GIVEN PROBLEM
Gather all lines in the entries that include the word "color".

RECORDS FOR THE EXERCISE
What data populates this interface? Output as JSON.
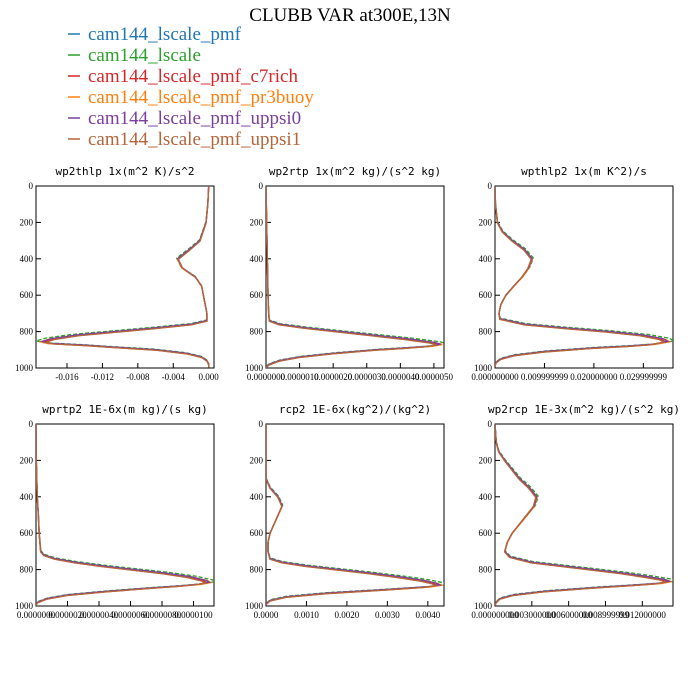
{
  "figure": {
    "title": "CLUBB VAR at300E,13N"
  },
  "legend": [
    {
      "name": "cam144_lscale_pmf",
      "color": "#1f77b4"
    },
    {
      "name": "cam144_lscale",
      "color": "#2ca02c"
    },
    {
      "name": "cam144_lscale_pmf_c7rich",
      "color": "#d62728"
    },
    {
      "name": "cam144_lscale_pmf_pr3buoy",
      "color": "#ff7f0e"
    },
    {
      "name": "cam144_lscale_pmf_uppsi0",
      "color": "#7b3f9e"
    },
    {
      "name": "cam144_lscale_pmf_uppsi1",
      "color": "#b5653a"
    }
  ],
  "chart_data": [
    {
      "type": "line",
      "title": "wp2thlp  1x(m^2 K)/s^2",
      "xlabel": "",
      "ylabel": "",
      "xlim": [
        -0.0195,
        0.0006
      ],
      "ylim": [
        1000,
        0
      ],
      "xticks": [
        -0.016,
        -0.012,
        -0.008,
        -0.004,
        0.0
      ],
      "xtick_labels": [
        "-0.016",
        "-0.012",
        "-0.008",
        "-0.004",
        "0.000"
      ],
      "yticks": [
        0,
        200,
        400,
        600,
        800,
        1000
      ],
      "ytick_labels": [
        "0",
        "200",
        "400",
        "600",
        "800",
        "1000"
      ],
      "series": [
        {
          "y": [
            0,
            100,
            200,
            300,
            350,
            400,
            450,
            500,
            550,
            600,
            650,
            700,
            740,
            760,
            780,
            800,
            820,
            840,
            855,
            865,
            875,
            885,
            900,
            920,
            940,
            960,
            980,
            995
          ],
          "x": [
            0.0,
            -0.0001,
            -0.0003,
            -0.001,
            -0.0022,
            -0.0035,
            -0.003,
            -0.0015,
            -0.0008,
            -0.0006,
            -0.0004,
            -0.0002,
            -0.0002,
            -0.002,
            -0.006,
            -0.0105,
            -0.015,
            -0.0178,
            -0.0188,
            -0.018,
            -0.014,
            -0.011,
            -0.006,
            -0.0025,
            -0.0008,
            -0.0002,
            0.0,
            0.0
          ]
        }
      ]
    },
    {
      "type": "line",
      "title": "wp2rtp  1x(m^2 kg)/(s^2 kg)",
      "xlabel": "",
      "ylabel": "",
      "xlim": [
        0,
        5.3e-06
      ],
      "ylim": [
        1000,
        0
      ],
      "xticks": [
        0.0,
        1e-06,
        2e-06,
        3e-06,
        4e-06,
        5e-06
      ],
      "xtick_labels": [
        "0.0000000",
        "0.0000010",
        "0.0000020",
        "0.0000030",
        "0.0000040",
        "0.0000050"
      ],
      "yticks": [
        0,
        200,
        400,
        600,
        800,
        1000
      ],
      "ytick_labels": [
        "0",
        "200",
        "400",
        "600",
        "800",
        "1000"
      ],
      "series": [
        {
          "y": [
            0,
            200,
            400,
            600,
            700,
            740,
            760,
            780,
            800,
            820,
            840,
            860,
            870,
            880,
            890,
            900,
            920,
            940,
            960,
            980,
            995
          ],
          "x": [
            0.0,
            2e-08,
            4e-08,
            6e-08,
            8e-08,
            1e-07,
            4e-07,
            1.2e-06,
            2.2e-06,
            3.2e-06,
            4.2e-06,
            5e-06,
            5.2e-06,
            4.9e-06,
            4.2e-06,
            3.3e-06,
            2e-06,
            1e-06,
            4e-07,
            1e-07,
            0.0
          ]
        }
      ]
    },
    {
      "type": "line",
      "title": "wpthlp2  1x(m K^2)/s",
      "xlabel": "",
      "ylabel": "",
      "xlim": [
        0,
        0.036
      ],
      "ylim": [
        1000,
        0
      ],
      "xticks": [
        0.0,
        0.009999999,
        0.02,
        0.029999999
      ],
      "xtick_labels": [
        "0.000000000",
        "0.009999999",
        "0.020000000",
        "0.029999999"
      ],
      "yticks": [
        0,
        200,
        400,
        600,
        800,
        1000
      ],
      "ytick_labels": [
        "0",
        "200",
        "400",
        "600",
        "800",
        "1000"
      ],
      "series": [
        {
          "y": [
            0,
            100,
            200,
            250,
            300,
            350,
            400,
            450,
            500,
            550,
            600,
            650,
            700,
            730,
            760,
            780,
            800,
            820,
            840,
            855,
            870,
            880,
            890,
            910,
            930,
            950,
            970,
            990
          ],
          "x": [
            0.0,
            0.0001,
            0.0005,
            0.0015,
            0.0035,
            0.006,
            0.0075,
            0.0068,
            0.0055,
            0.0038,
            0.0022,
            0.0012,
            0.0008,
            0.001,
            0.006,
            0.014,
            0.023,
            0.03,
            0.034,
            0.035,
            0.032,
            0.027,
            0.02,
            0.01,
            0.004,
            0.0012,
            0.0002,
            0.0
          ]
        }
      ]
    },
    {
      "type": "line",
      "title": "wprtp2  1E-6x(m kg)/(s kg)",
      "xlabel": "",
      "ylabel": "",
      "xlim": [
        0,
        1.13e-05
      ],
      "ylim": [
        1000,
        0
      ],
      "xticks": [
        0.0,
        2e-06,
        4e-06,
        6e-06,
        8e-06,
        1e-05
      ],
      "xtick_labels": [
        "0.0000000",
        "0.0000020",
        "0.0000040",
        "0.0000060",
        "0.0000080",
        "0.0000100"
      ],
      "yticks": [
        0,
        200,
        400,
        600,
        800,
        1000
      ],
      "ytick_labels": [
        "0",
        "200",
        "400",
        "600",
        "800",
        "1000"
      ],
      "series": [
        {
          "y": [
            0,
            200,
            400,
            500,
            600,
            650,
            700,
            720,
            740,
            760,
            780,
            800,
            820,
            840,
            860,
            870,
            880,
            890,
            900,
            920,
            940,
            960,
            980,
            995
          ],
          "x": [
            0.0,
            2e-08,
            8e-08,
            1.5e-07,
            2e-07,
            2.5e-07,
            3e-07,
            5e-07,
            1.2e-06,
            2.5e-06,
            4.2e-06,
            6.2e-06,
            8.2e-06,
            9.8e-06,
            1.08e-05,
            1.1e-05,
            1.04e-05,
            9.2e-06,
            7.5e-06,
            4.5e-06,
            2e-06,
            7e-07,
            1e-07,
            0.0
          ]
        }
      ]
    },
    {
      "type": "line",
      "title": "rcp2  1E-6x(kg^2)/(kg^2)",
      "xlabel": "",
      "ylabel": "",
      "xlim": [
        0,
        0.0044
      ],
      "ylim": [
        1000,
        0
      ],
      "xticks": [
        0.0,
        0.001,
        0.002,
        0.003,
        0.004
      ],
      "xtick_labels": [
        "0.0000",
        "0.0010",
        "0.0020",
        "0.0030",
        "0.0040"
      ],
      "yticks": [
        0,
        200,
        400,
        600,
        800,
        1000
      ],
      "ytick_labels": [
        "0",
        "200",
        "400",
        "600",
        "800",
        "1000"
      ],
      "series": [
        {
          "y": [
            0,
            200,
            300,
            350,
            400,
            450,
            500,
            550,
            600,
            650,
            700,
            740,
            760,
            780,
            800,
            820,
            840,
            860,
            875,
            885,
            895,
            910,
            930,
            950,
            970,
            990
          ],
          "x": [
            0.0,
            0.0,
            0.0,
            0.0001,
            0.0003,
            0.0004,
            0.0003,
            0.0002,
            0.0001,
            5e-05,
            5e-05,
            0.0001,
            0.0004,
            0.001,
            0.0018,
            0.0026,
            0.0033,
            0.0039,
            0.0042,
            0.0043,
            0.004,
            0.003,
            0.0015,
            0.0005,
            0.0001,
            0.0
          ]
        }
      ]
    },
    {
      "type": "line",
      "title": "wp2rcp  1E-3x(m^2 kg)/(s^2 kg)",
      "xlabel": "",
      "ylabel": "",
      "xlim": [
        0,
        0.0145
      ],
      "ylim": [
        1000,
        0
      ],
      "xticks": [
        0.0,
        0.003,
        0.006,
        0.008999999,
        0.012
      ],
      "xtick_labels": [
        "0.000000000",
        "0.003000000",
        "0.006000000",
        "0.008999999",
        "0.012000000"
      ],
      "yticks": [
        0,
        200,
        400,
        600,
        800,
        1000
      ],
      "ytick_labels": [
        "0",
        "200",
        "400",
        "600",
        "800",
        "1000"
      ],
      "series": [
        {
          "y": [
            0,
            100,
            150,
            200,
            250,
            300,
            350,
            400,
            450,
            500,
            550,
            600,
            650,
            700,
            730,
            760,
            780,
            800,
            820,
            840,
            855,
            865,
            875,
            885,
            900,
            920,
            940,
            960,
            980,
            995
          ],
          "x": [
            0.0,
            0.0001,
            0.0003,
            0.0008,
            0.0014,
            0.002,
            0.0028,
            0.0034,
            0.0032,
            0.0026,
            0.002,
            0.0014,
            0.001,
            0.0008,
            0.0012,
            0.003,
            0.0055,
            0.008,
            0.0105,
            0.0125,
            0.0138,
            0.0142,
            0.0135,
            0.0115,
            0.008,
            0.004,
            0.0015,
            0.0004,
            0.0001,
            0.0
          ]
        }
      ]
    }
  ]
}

RESULT
      "color": "#1f77b4"
      "color": "#2ca02c"
      "color": "#d62728"
      "color": "#ff7f0e"
      "color": "#7b3f9e"
      "color": "#b5653a"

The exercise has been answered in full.